▸ **Supplied material**:
★ ★ ★ ★ ★
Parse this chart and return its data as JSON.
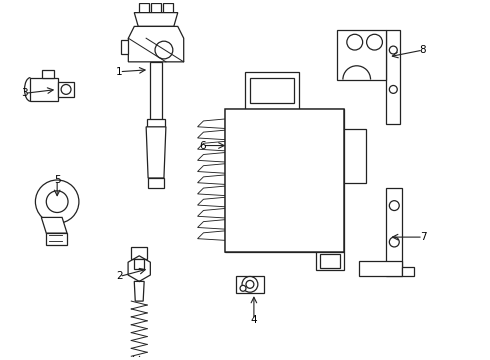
{
  "background_color": "#ffffff",
  "line_color": "#222222",
  "label_color": "#000000",
  "fig_width": 4.9,
  "fig_height": 3.6,
  "dpi": 100
}
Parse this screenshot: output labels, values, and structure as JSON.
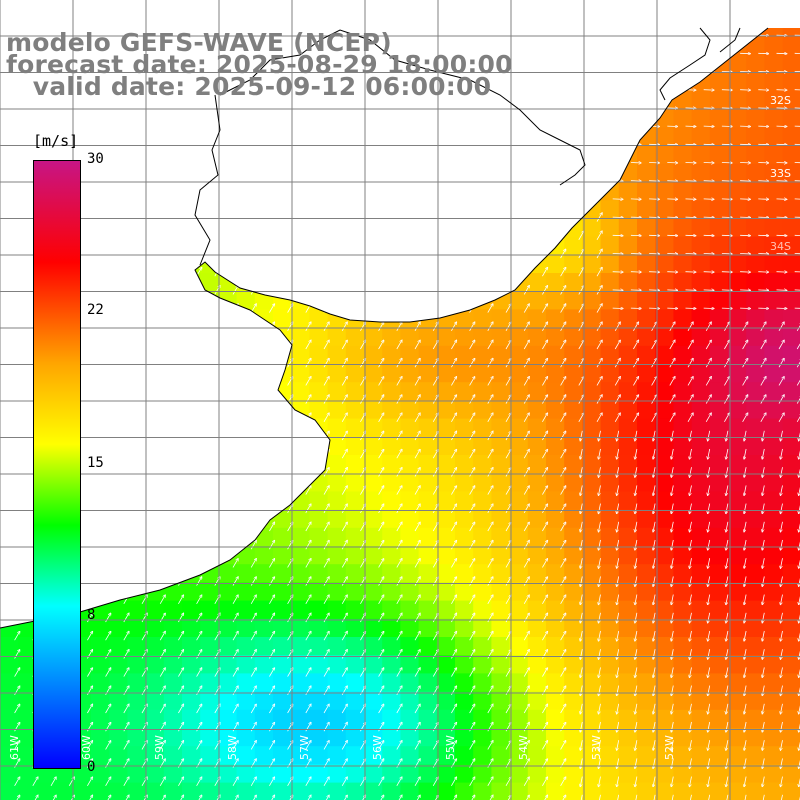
{
  "header": {
    "line1": "modelo GEFS-WAVE (NCEP)",
    "line2": "forecast date: 2025-08-29 18:00:00",
    "line3": "   valid date: 2025-09-12 06:00:00"
  },
  "colorbar": {
    "unit": "[m/s]",
    "ticks": [
      "30",
      "22",
      "15",
      "8",
      "0"
    ],
    "range": [
      0,
      30
    ],
    "stops": [
      {
        "value": 0,
        "color": "#0000ff"
      },
      {
        "value": 8,
        "color": "#00ffff"
      },
      {
        "value": 12,
        "color": "#00ff00"
      },
      {
        "value": 16,
        "color": "#ffff00"
      },
      {
        "value": 20,
        "color": "#ffa500"
      },
      {
        "value": 25,
        "color": "#ff0000"
      },
      {
        "value": 30,
        "color": "#c71585"
      }
    ]
  },
  "map": {
    "lat_labels": [
      "32S",
      "33S",
      "34S"
    ],
    "lon_labels": [
      "61W",
      "60W",
      "59W",
      "58W",
      "57W",
      "56W",
      "55W",
      "54W",
      "53W",
      "52W"
    ],
    "land_color": "#ffffff",
    "grid_color": "#808080",
    "coast_color": "#000000",
    "arrow_color": "#ffffff"
  }
}
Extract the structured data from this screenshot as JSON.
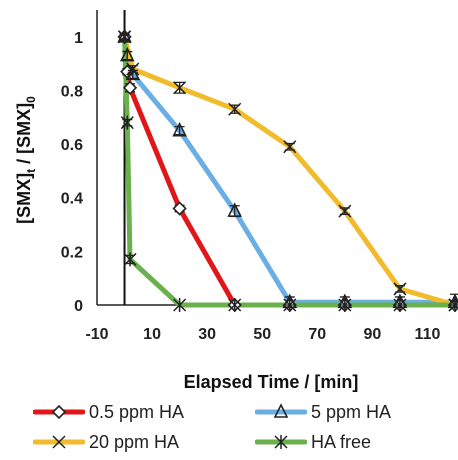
{
  "chart_data": {
    "type": "line",
    "title": "",
    "xlabel": "Elapsed Time / [min]",
    "ylabel_parts": [
      "[SMX]",
      "t",
      " / [SMX]",
      "0"
    ],
    "xlim": [
      -10,
      120
    ],
    "ylim": [
      0,
      1.1
    ],
    "x_ticks": [
      -10,
      10,
      30,
      50,
      70,
      90,
      110
    ],
    "y_ticks": [
      0,
      0.2,
      0.4,
      0.6,
      0.8,
      1
    ],
    "y_tick_labels": [
      "0",
      "0.2",
      "0.4",
      "0.6",
      "0.8",
      "1"
    ],
    "vertical_reference_x": 0,
    "grid": false,
    "legend_position": "bottom",
    "series": [
      {
        "name": "0.5 ppm HA",
        "color": "#e0161b",
        "marker": "diamond",
        "x": [
          0,
          1,
          2,
          20,
          40,
          60,
          80,
          100,
          120
        ],
        "y": [
          1,
          0.87,
          0.81,
          0.36,
          0.0,
          0.0,
          0.0,
          0.0,
          0.0
        ],
        "err": [
          0.012,
          0.012,
          0.015,
          0.012,
          0.0,
          0.0,
          0.0,
          0.0,
          0.0
        ]
      },
      {
        "name": "5 ppm HA",
        "color": "#6aaee4",
        "marker": "triangle",
        "x": [
          0,
          1,
          3,
          20,
          40,
          60,
          80,
          100,
          120
        ],
        "y": [
          1,
          0.93,
          0.86,
          0.65,
          0.35,
          0.01,
          0.01,
          0.01,
          0.01
        ],
        "err": [
          0.012,
          0.015,
          0.015,
          0.015,
          0.02,
          0.02,
          0.02,
          0.02,
          0.03
        ]
      },
      {
        "name": "20  ppm HA",
        "color": "#f2bb2c",
        "marker": "x",
        "x": [
          0,
          3,
          20,
          40,
          60,
          80,
          100,
          120
        ],
        "y": [
          1,
          0.88,
          0.81,
          0.73,
          0.59,
          0.35,
          0.06,
          0.0
        ],
        "err": [
          0.012,
          0.012,
          0.02,
          0.015,
          0.012,
          0.012,
          0.012,
          0.012
        ]
      },
      {
        "name": "HA free",
        "color": "#6ab04c",
        "marker": "asterisk",
        "x": [
          0,
          1,
          2,
          20,
          40,
          60,
          80,
          100,
          120
        ],
        "y": [
          1,
          0.68,
          0.17,
          0.0,
          0.0,
          0.0,
          0.0,
          0.0,
          0.0
        ],
        "err": [
          0.012,
          0.012,
          0.015,
          0.0,
          0.0,
          0.0,
          0.0,
          0.0,
          0.0
        ]
      }
    ]
  },
  "legend": {
    "items": [
      {
        "label": "0.5 ppm HA",
        "color": "#e0161b",
        "marker": "diamond"
      },
      {
        "label": "5 ppm HA",
        "color": "#6aaee4",
        "marker": "triangle"
      },
      {
        "label": "20  ppm HA",
        "color": "#f2bb2c",
        "marker": "x"
      },
      {
        "label": "HA free",
        "color": "#6ab04c",
        "marker": "asterisk"
      }
    ]
  }
}
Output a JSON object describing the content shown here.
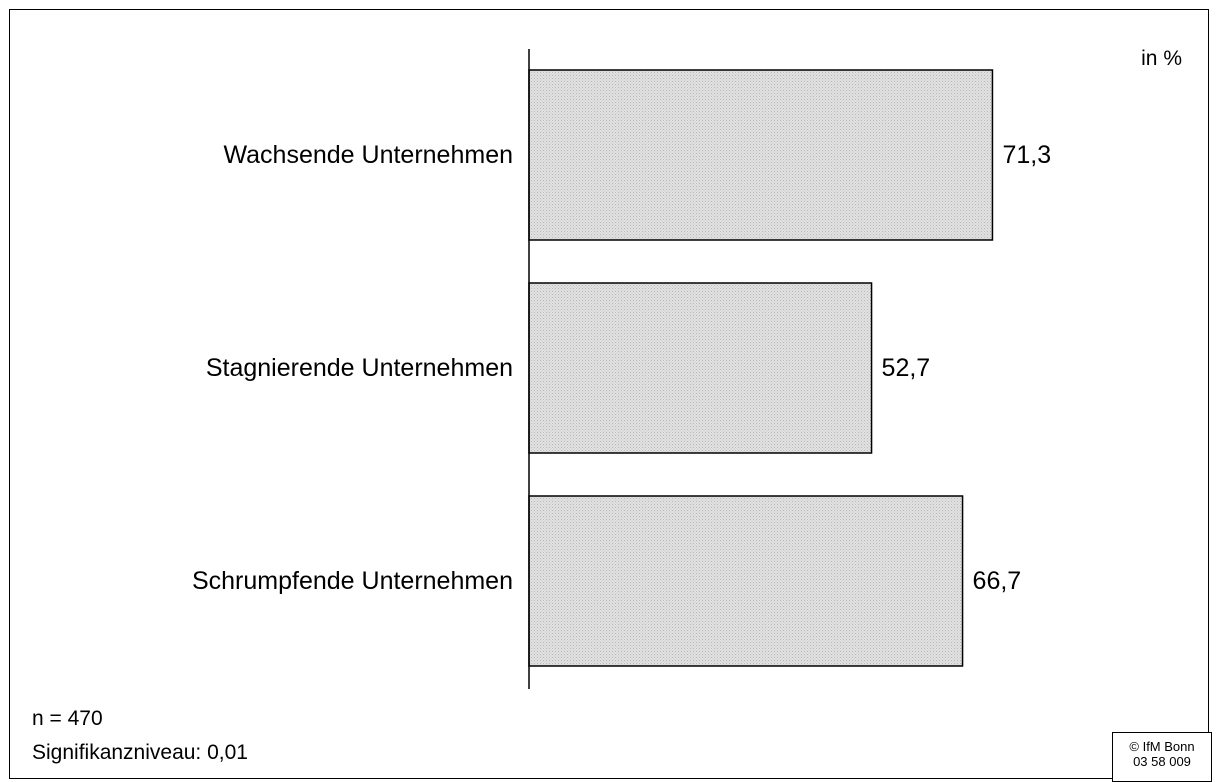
{
  "chart_data": {
    "type": "bar",
    "orientation": "horizontal",
    "unit_label": "in %",
    "categories": [
      "Wachsende Unternehmen",
      "Stagnierende Unternehmen",
      "Schrumpfende Unternehmen"
    ],
    "values": [
      71.3,
      52.7,
      66.7
    ],
    "value_labels": [
      "71,3",
      "52,7",
      "66,7"
    ],
    "xlim": [
      0,
      100
    ],
    "grid": false,
    "bar_color": "#d9d9d9",
    "bar_border_color": "#000000"
  },
  "notes": {
    "sample_size": "n = 470",
    "significance": "Signifikanzniveau: 0,01"
  },
  "copyright": {
    "line1": "© IfM Bonn",
    "line2": "03 58 009"
  }
}
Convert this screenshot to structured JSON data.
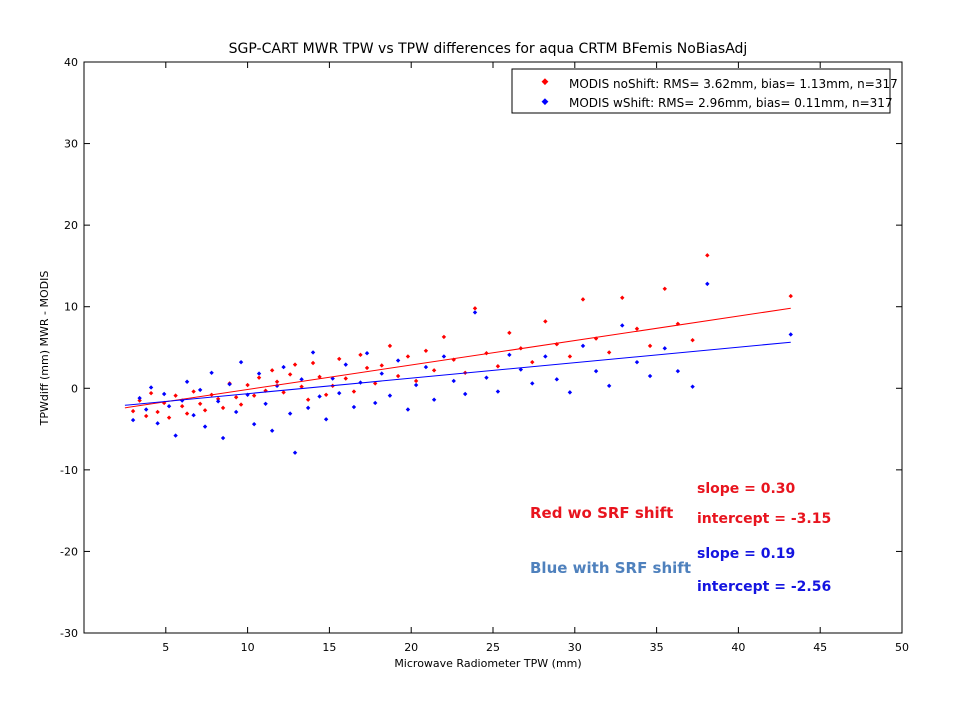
★ ★ ★ ★ ★
▸ **Directions for this task**: Take the listing above and restate it word for word, without its pictures.

▸ **Reply**:
Parse this chart and return its data as JSON.
{
  "background_color": "#ffffff",
  "line_color": "#222222",
  "label_color": "#000000",
  "fig_width": 4.9,
  "fig_height": 3.6,
  "dpi": 100
}
Parse this screenshot: output labels, values, and structure as JSON.
{
  "header": {
    "line1": "modelo GEFS-WAVE (NCEP)",
    "line2": "forecast date: 2025-08-29 18:00:00",
    "line3": "   valid date: 2025-09-12 06:00:00"
  },
  "colorbar": {
    "unit": "[m/s]",
    "ticks": [
      "30",
      "22",
      "15",
      "8",
      "0"
    ],
    "range": [
      0,
      30
    ],
    "stops": [
      {
        "value": 0,
        "color": "#0000ff"
      },
      {
        "value": 8,
        "color": "#00ffff"
      },
      {
        "value": 12,
        "color": "#00ff00"
      },
      {
        "value": 16,
        "color": "#ffff00"
      },
      {
        "value": 20,
        "color": "#ffa500"
      },
      {
        "value": 25,
        "color": "#ff0000"
      },
      {
        "value": 30,
        "color": "#c71585"
      }
    ]
  },
  "map": {
    "lat_labels": [
      "32S",
      "33S",
      "34S"
    ],
    "lon_labels": [
      "61W",
      "60W",
      "59W",
      "58W",
      "57W",
      "56W",
      "55W",
      "54W",
      "53W",
      "52W"
    ],
    "land_color": "#ffffff",
    "grid_color": "#808080",
    "coast_color": "#000000",
    "arrow_color": "#ffffff"
  }
}
Extract the structured data from this screenshot as JSON.
{
  "chart_data": {
    "type": "line",
    "title": "",
    "xlabel": "Elapsed Time / [min]",
    "ylabel_parts": [
      "[SMX]",
      "t",
      " / [SMX]",
      "0"
    ],
    "xlim": [
      -10,
      120
    ],
    "ylim": [
      0,
      1.1
    ],
    "x_ticks": [
      -10,
      10,
      30,
      50,
      70,
      90,
      110
    ],
    "y_ticks": [
      0,
      0.2,
      0.4,
      0.6,
      0.8,
      1
    ],
    "y_tick_labels": [
      "0",
      "0.2",
      "0.4",
      "0.6",
      "0.8",
      "1"
    ],
    "vertical_reference_x": 0,
    "grid": false,
    "legend_position": "bottom",
    "series": [
      {
        "name": "0.5 ppm HA",
        "color": "#e0161b",
        "marker": "diamond",
        "x": [
          0,
          1,
          2,
          20,
          40,
          60,
          80,
          100,
          120
        ],
        "y": [
          1,
          0.87,
          0.81,
          0.36,
          0.0,
          0.0,
          0.0,
          0.0,
          0.0
        ],
        "err": [
          0.012,
          0.012,
          0.015,
          0.012,
          0.0,
          0.0,
          0.0,
          0.0,
          0.0
        ]
      },
      {
        "name": "5 ppm HA",
        "color": "#6aaee4",
        "marker": "triangle",
        "x": [
          0,
          1,
          3,
          20,
          40,
          60,
          80,
          100,
          120
        ],
        "y": [
          1,
          0.93,
          0.86,
          0.65,
          0.35,
          0.01,
          0.01,
          0.01,
          0.01
        ],
        "err": [
          0.012,
          0.015,
          0.015,
          0.015,
          0.02,
          0.02,
          0.02,
          0.02,
          0.03
        ]
      },
      {
        "name": "20  ppm HA",
        "color": "#f2bb2c",
        "marker": "x",
        "x": [
          0,
          3,
          20,
          40,
          60,
          80,
          100,
          120
        ],
        "y": [
          1,
          0.88,
          0.81,
          0.73,
          0.59,
          0.35,
          0.06,
          0.0
        ],
        "err": [
          0.012,
          0.012,
          0.02,
          0.015,
          0.012,
          0.012,
          0.012,
          0.012
        ]
      },
      {
        "name": "HA free",
        "color": "#6ab04c",
        "marker": "asterisk",
        "x": [
          0,
          1,
          2,
          20,
          40,
          60,
          80,
          100,
          120
        ],
        "y": [
          1,
          0.68,
          0.17,
          0.0,
          0.0,
          0.0,
          0.0,
          0.0,
          0.0
        ],
        "err": [
          0.012,
          0.012,
          0.015,
          0.0,
          0.0,
          0.0,
          0.0,
          0.0,
          0.0
        ]
      }
    ]
  },
  "legend": {
    "items": [
      {
        "label": "0.5 ppm HA",
        "color": "#e0161b",
        "marker": "diamond"
      },
      {
        "label": "5 ppm HA",
        "color": "#6aaee4",
        "marker": "triangle"
      },
      {
        "label": "20  ppm HA",
        "color": "#f2bb2c",
        "marker": "x"
      },
      {
        "label": "HA free",
        "color": "#6ab04c",
        "marker": "asterisk"
      }
    ]
  }
}
Output a JSON object describing the content shown here.
{
  "chart_data": {
    "type": "bar",
    "orientation": "horizontal",
    "unit_label": "in %",
    "categories": [
      "Wachsende Unternehmen",
      "Stagnierende Unternehmen",
      "Schrumpfende Unternehmen"
    ],
    "values": [
      71.3,
      52.7,
      66.7
    ],
    "value_labels": [
      "71,3",
      "52,7",
      "66,7"
    ],
    "xlim": [
      0,
      100
    ],
    "grid": false,
    "bar_color": "#d9d9d9",
    "bar_border_color": "#000000"
  },
  "notes": {
    "sample_size": "n = 470",
    "significance": "Signifikanzniveau: 0,01"
  },
  "copyright": {
    "line1": "© IfM Bonn",
    "line2": "03 58 009"
  }
}
Convert this screenshot to structured JSON data.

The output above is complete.